CHALLENGE
Pick out all lines in the listing holding the string "aldeko" and copy them.

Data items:
_ _ _ _ _
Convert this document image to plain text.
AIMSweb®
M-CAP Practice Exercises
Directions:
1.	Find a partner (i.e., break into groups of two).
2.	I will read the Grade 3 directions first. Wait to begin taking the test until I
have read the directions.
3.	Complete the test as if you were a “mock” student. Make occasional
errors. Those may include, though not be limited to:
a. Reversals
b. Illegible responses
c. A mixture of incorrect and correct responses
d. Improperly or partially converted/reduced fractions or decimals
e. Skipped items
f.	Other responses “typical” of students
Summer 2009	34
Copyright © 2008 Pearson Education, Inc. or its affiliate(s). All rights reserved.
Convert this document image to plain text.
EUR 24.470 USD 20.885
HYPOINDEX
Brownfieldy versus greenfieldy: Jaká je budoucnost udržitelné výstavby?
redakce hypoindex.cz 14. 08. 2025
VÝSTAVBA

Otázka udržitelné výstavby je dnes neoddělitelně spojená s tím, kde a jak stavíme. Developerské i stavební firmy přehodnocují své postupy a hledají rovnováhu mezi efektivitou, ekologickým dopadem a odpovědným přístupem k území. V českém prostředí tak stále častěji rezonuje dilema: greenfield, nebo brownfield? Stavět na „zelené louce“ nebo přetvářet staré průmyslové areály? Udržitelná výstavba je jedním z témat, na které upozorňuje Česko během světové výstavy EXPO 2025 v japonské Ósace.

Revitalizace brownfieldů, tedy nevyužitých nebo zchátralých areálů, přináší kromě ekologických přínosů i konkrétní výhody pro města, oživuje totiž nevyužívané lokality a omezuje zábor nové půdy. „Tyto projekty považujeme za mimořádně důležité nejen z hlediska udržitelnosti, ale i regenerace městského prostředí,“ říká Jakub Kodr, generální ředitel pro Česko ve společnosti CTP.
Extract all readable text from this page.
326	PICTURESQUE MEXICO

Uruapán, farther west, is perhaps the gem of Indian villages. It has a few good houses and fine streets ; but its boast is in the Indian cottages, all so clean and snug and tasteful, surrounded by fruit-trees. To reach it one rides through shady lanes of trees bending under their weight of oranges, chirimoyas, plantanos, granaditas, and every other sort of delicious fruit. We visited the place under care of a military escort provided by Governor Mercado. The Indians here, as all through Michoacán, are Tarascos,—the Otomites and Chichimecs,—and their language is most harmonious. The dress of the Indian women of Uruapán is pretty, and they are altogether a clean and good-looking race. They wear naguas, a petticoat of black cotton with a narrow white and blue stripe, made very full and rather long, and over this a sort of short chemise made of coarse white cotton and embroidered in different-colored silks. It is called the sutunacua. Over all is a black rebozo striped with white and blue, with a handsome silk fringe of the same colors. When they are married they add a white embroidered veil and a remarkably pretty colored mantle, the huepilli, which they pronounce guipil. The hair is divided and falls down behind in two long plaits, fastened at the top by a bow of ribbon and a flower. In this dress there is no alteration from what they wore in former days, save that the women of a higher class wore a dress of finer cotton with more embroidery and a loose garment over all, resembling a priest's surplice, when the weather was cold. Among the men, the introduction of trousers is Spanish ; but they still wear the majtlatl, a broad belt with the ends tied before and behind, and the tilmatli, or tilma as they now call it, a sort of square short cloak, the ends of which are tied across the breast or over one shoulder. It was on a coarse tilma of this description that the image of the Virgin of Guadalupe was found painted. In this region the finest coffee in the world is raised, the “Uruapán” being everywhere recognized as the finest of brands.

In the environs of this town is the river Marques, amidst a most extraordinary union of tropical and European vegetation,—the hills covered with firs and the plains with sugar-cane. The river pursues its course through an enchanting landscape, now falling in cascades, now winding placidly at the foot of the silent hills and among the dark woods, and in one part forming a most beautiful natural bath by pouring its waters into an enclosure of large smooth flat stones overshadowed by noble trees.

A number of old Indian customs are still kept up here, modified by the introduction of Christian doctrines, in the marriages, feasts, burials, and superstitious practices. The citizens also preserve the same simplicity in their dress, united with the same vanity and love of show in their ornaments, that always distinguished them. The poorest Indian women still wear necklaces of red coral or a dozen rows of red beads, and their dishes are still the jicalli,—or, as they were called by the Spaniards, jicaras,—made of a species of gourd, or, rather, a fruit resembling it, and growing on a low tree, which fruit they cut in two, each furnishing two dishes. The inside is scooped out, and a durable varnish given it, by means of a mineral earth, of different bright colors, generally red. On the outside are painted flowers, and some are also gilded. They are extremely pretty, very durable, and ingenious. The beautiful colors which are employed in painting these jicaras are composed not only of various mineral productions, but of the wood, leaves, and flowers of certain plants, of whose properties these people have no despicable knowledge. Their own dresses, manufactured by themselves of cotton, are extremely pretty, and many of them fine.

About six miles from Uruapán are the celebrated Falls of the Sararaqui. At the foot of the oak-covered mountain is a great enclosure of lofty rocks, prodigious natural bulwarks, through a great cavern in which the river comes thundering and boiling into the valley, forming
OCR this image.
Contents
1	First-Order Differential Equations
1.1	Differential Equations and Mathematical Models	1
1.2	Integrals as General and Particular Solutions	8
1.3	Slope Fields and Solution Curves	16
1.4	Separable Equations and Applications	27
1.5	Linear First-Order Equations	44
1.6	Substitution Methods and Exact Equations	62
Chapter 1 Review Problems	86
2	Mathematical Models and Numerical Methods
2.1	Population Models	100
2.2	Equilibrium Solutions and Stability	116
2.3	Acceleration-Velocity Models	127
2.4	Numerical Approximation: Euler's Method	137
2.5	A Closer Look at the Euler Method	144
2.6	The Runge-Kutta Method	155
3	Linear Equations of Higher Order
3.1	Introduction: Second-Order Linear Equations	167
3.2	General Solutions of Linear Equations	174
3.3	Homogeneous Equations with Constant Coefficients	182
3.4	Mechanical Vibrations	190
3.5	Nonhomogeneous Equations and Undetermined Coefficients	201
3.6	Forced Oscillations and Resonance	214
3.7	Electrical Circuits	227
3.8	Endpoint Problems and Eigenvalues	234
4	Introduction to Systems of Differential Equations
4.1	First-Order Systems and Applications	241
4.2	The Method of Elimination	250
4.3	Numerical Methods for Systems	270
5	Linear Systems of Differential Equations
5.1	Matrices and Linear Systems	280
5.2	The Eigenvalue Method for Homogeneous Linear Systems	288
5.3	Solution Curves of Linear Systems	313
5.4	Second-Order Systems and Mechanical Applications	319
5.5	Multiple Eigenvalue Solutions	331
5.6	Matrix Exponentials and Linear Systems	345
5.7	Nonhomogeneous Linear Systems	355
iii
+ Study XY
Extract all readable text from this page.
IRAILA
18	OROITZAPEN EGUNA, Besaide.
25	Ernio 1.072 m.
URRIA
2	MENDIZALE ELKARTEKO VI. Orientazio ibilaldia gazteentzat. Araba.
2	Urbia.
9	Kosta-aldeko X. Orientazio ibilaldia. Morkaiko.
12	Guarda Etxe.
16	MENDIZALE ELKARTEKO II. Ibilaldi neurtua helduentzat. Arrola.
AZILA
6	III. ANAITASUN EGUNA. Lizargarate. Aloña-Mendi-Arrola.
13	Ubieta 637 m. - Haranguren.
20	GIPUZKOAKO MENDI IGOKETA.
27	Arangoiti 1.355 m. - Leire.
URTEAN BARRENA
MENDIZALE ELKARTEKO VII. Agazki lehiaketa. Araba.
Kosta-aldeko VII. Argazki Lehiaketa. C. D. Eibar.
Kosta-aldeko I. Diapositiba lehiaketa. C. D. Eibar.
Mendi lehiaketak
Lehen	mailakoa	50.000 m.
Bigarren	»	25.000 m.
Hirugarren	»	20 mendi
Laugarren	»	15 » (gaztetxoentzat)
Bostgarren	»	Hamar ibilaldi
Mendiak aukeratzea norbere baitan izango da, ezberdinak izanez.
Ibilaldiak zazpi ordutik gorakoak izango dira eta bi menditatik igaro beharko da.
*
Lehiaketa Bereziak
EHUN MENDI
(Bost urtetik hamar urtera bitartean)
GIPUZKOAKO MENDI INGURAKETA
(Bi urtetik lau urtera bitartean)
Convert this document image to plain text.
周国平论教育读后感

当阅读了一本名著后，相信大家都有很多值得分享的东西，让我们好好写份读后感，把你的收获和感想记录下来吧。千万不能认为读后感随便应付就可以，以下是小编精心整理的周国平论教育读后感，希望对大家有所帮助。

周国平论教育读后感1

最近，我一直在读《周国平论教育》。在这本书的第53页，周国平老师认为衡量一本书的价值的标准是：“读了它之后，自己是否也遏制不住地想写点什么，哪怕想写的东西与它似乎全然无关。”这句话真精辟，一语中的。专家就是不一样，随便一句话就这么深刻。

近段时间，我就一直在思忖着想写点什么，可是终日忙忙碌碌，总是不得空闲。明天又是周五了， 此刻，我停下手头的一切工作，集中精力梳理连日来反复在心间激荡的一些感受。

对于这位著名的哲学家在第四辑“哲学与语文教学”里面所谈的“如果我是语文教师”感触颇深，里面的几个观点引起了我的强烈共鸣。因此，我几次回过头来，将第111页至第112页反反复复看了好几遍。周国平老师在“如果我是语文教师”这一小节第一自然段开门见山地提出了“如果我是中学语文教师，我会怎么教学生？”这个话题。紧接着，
_ _ _ _ _
RESPONSE FOR THIS EXERCISE
9	Kosta-aldeko X. Orientazio ibilaldia. Morkaiko.
Kosta-aldeko VII. Argazki Lehiaketa. C. D. Eibar.
Kosta-aldeko I. Diapositiba lehiaketa. C. D. Eibar.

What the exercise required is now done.